- Records for the exercise
★ ★ ★ ★ ★

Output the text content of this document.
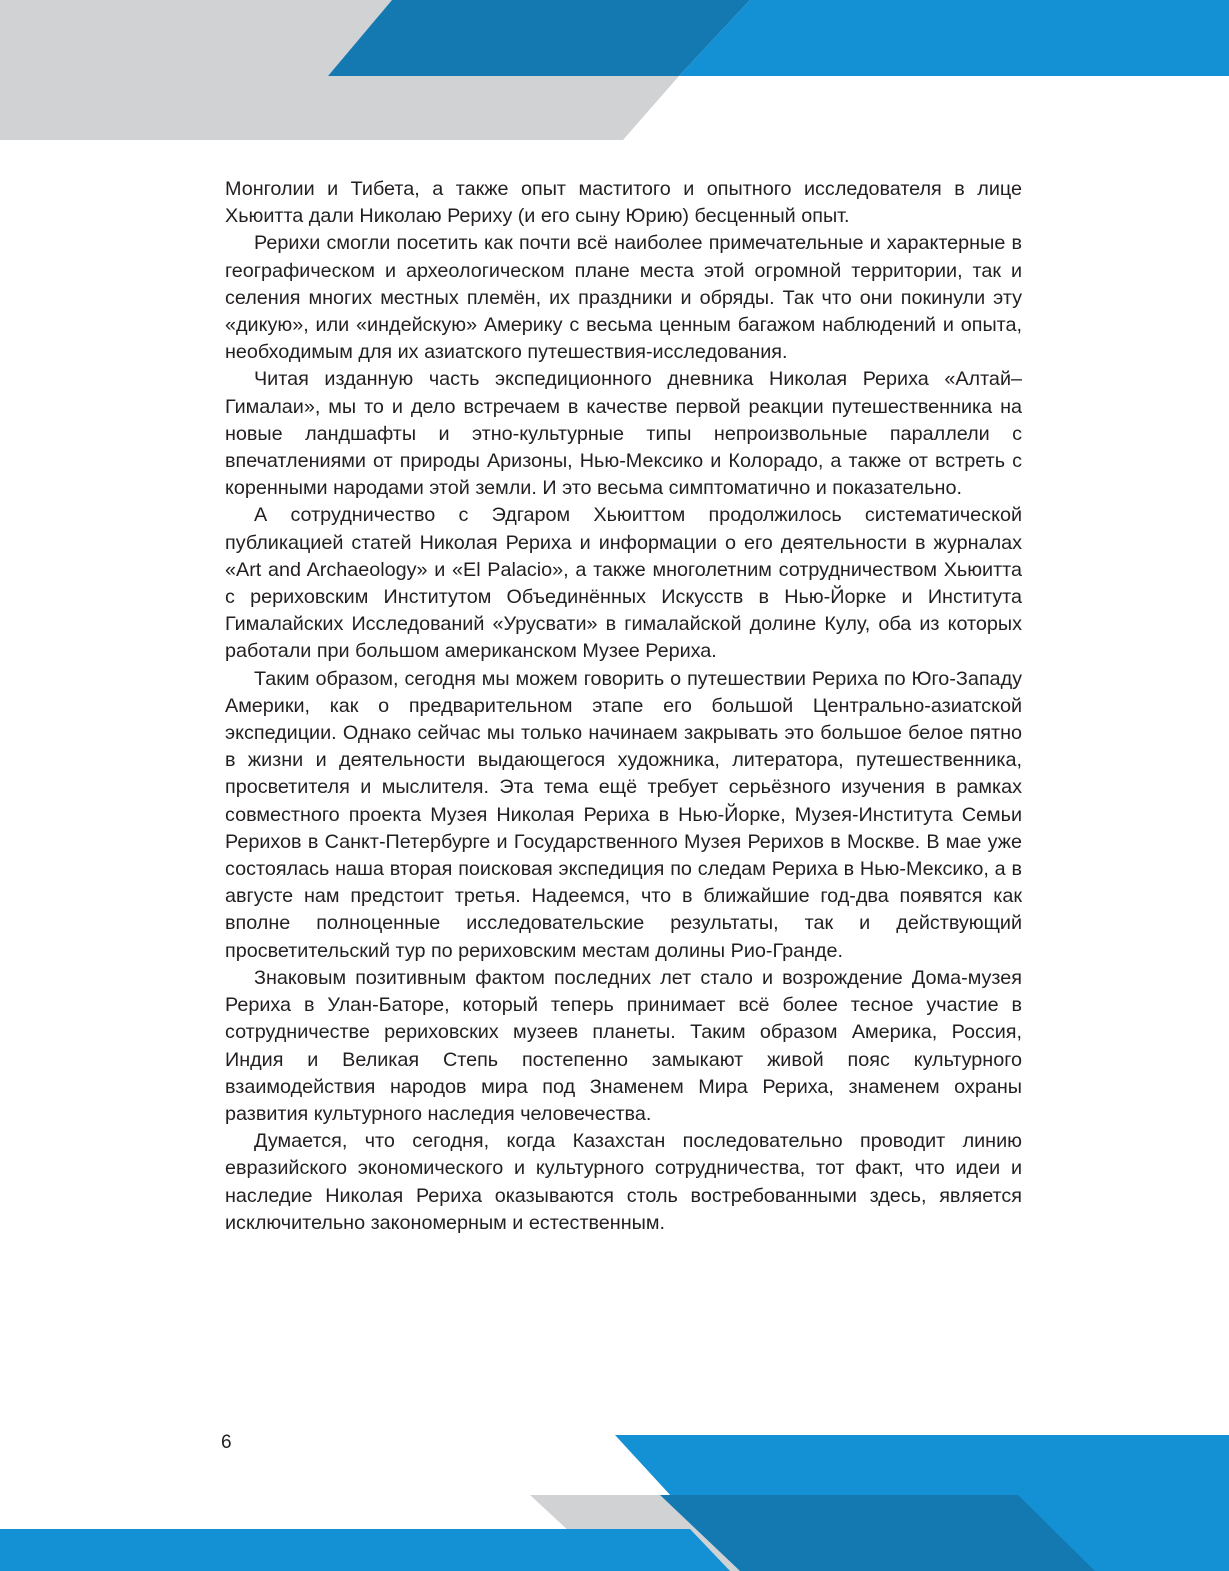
Монголии и Тибета, а также опыт маститого и опытного исследователя в лице Хьюитта дали Николаю Рериху (и его сыну Юрию) бесценный опыт.

Рерихи смогли посетить как почти всё наиболее примечательные и характерные в географическом и археологическом плане места этой огромной территории, так и селения многих местных племён, их праздники и обряды. Так что они покинули эту «дикую», или «индейскую» Америку с весьма ценным багажом наблюдений и опыта, необходимым для их азиатского путешествия-исследования.

Читая изданную часть экспедиционного дневника Николая Рериха «Алтай–Гималаи», мы то и дело встречаем в качестве первой реакции путешественника на новые ландшафты и этно-культурные типы непроизвольные параллели с впечатлениями от природы Аризоны, Нью-Мексико и Колорадо, а также от встреть с коренными народами этой земли. И это весьма симптоматично и показательно.

А сотрудничество с Эдгаром Хьюиттом продолжилось систематической публикацией статей Николая Рериха и информации о его деятельности в журналах «Art and Archaeology» и «El Palacio», а также многолетним сотрудничеством Хьюитта с рериховским Институтом Объединённых Искусств в Нью-Йорке и Института Гималайских Исследований «Урусвати» в гималайской долине Кулу, оба из которых работали при большом американском Музее Рериха.

Таким образом, сегодня мы можем говорить о путешествии Рериха по Юго-Западу Америки, как о предварительном этапе его большой Центрально-азиатской экспедиции. Однако сейчас мы только начинаем закрывать это большое белое пятно в жизни и деятельности выдающегося художника, литератора, путешественника, просветителя и мыслителя. Эта тема ещё требует серьёзного изучения в рамках совместного проекта Музея Николая Рериха в Нью-Йорке, Музея-Института Семьи Рерихов в Санкт-Петербурге и Государственного Музея Рерихов в Москве. В мае уже состоялась наша вторая поисковая экспедиция по следам Рериха в Нью-Мексико, а в августе нам предстоит третья. Надеемся, что в ближайшие год-два появятся как вполне полноценные исследовательские результаты, так и действующий просветительский тур по рериховским местам долины Рио-Гранде.

Знаковым позитивным фактом последних лет стало и возрождение Дома-музея Рериха в Улан-Баторе, который теперь принимает всё более тесное участие в сотрудничестве рериховских музеев планеты. Таким образом Америка, Россия, Индия и Великая Степь постепенно замыкают живой пояс культурного взаимодействия народов мира под Знаменем Мира Рериха, знаменем охраны развития культурного наследия человечества.

Думается, что сегодня, когда Казахстан последовательно проводит линию евразийского экономического и культурного сотрудничества, тот факт, что идеи и наследие Николая Рериха оказываются столь востребованными здесь, является исключительно закономерным и естественным.

6
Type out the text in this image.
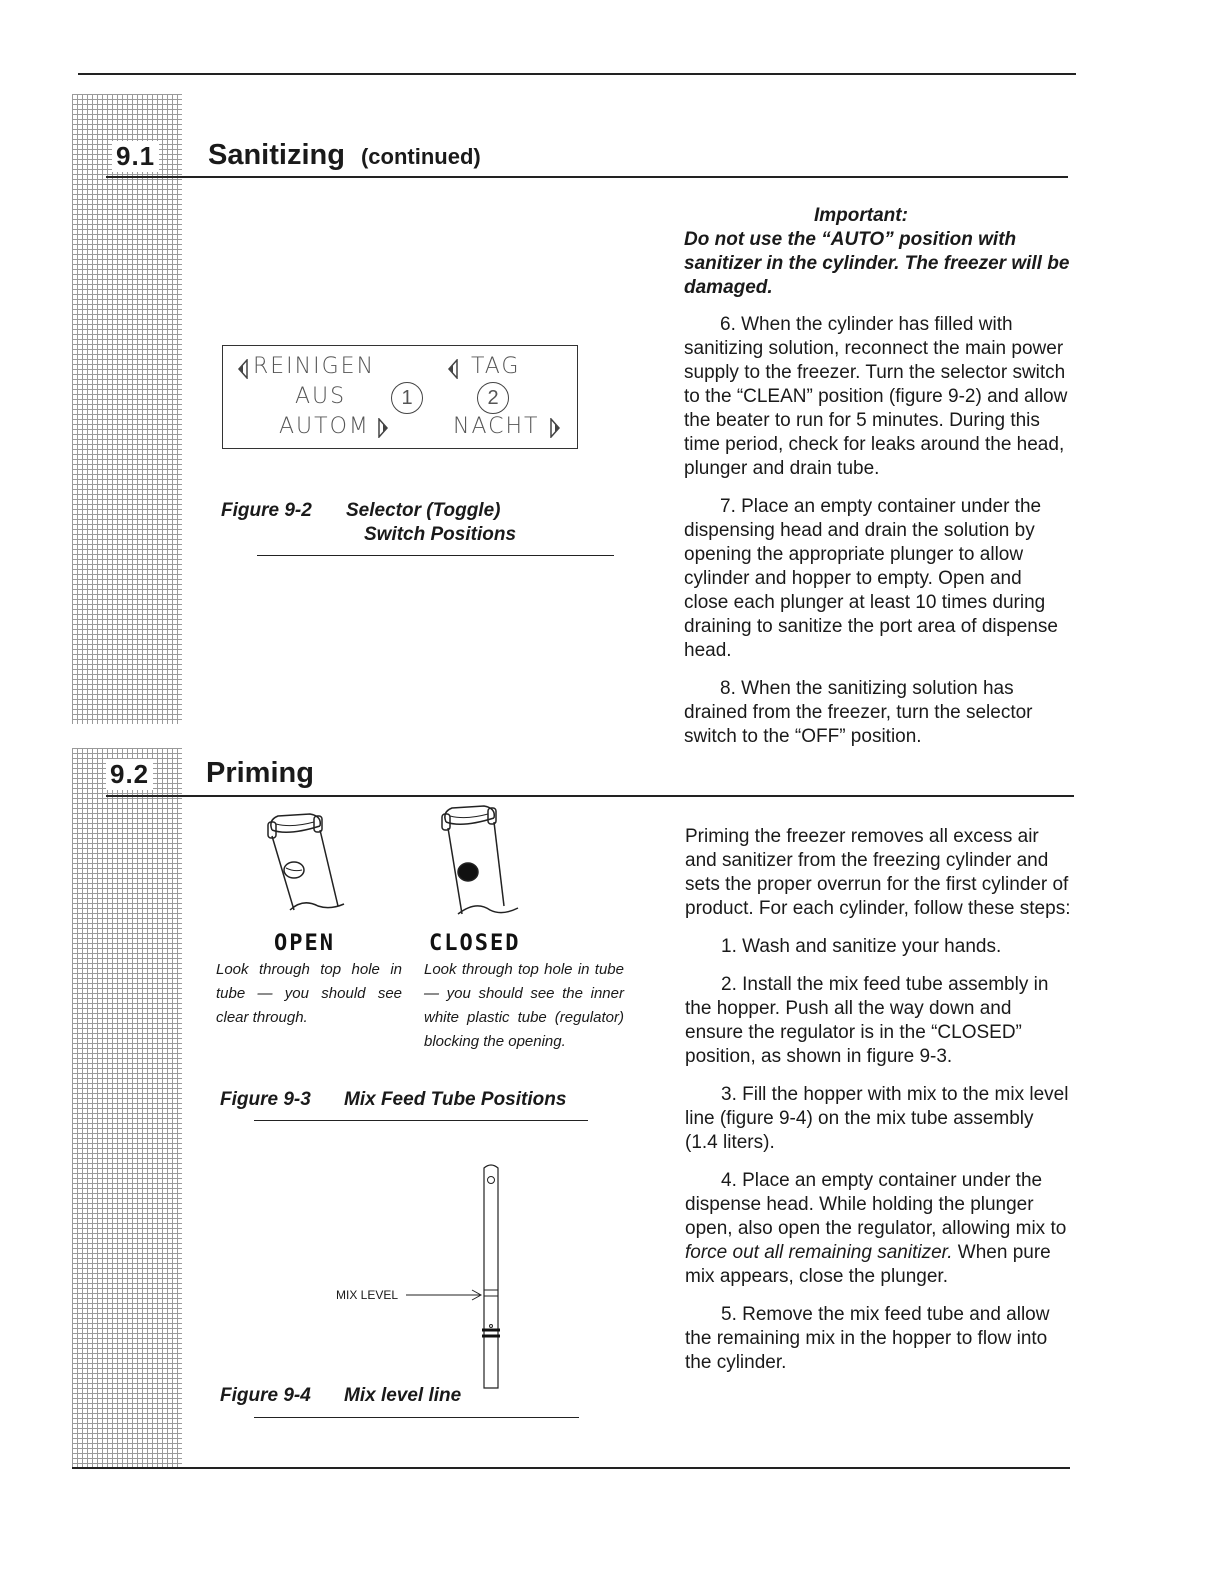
9.1 Sanitizing (continued)
Important:
Do not use the “AUTO” position with sanitizer in the cylinder. The freezer will be damaged.

6. When the cylinder has filled with sanitizing solution, reconnect the main power supply to the freezer. Turn the selector switch to the “CLEAN” position (figure 9-2) and allow the beater to run for 5 minutes. During this time period, check for leaks around the head, plunger and drain tube.

7. Place an empty container under the dispensing head and drain the solution by opening the appropriate plunger to allow cylinder and hopper to empty. Open and close each plunger at least 10 times during draining to sanitize the port area of dispense head.

8. When the sanitizing solution has drained from the freezer, turn the selector switch to the “OFF” position.

REINIGEN	TAG
AUS	1	2
AUTOM	NACHT
Figure 9-2 Selector (Toggle)
Switch Positions
9.2 Priming
OPEN	CLOSED
Look through top hole in tube — you should see clear through.
Look through top hole in tube — you should see the inner white plastic tube (regulator) blocking the opening.
Figure 9-3 Mix Feed Tube Positions
MIX LEVEL
Figure 9-4 Mix level line

Priming the freezer removes all excess air and sanitizer from the freezing cylinder and sets the proper overrun for the first cylinder of product. For each cylinder, follow these steps:

1. Wash and sanitize your hands.

2. Install the mix feed tube assembly in the hopper. Push all the way down and ensure the regulator is in the “CLOSED” position, as shown in figure 9-3.

3. Fill the hopper with mix to the mix level line (figure 9-4) on the mix tube assembly (1.4 liters).

4. Place an empty container under the dispense head. While holding the plunger open, also open the regulator, allowing mix to force out all remaining sanitizer. When pure mix appears, close the plunger.

5. Remove the mix feed tube and allow the remaining mix in the hopper to flow into the cylinder.
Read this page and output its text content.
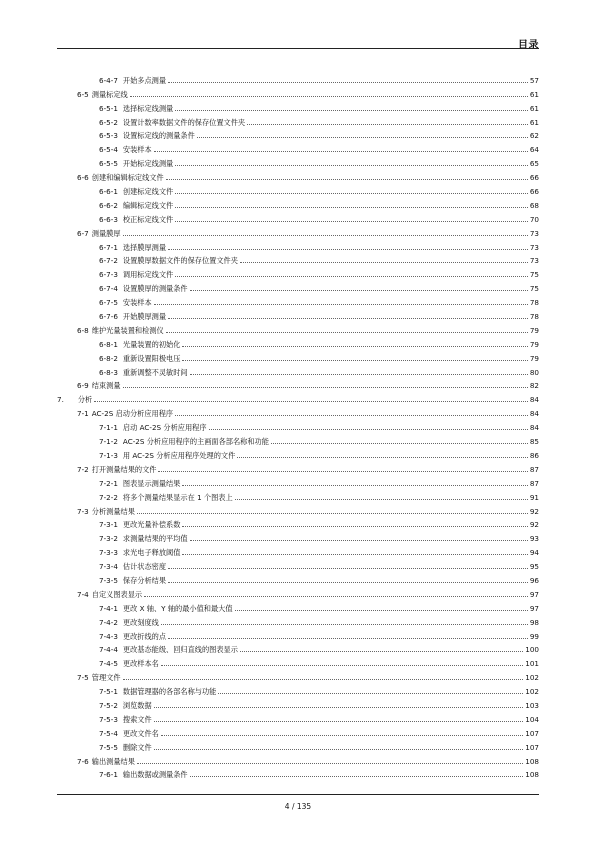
目录
6-4-7 开始多点测量	57
6-5 测量标定线	61
6-5-1 选择标定线测量	61
6-5-2 设置计数率数据文件的保存位置文件夹	61
6-5-3 设置标定线的测量条件	62
6-5-4 安装样本	64
6-5-5 开始标定线测量	65
6-6 创建和编辑标定线文件	66
6-6-1 创建标定线文件	66
6-6-2 编辑标定线文件	68
6-6-3 校正标定线文件	70
6-7 测量膜厚	73
6-7-1 选择膜厚测量	73
6-7-2 设置膜厚数据文件的保存位置文件夹	73
6-7-3 调用标定线文件	75
6-7-4 设置膜厚的测量条件	75
6-7-5 安装样本	78
6-7-6 开始膜厚测量	78
6-8 维护光量装置和检测仪	79
6-8-1 光量装置的初始化	79
6-8-2 重新设置阳极电压	79
6-8-3 重新调整不灵敏时间	80
6-9 结束测量	82
7. 分析	84
7-1 AC-2S 启动分析应用程序	84
7-1-1 启动 AC-2S 分析应用程序	84
7-1-2 AC-2S 分析应用程序的主画面各部名称和功能	85
7-1-3 用 AC-2S 分析应用程序处理的文件	86
7-2 打开测量结果的文件	87
7-2-1 图表显示测量结果	87
7-2-2 将多个测量结果显示在 1 个图表上	91
7-3 分析测量结果	92
7-3-1 更改光量补偿系数	92
7-3-2 求测量结果的平均值	93
7-3-3 求光电子释放阈值	94
7-3-4 估计状态密度	95
7-3-5 保存分析结果	96
7-4 自定义图表显示	97
7-4-1 更改 X 轴、Y 轴的最小值和最大值	97
7-4-2 更改刻度线	98
7-4-3 更改折线的点	99
7-4-4 更改基态能级、回归直线的图表显示	100
7-4-5 更改样本名	101
7-5 管理文件	102
7-5-1 数据管理器的各部名称与功能	102
7-5-2 浏览数据	103
7-5-3 搜索文件	104
7-5-4 更改文件名	107
7-5-5 删除文件	107
7-6 输出测量结果	108
7-6-1 输出数据或测量条件	108
4 / 135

★ ★ ★ ★ ★

- Exercise description
Within the data above, pick out all lines holding the word "should".

- Exercise solution
Look through top hole in tube — you should see clear through.
Look through top hole in tube — you should see the inner white plastic tube (regulator) blocking the opening.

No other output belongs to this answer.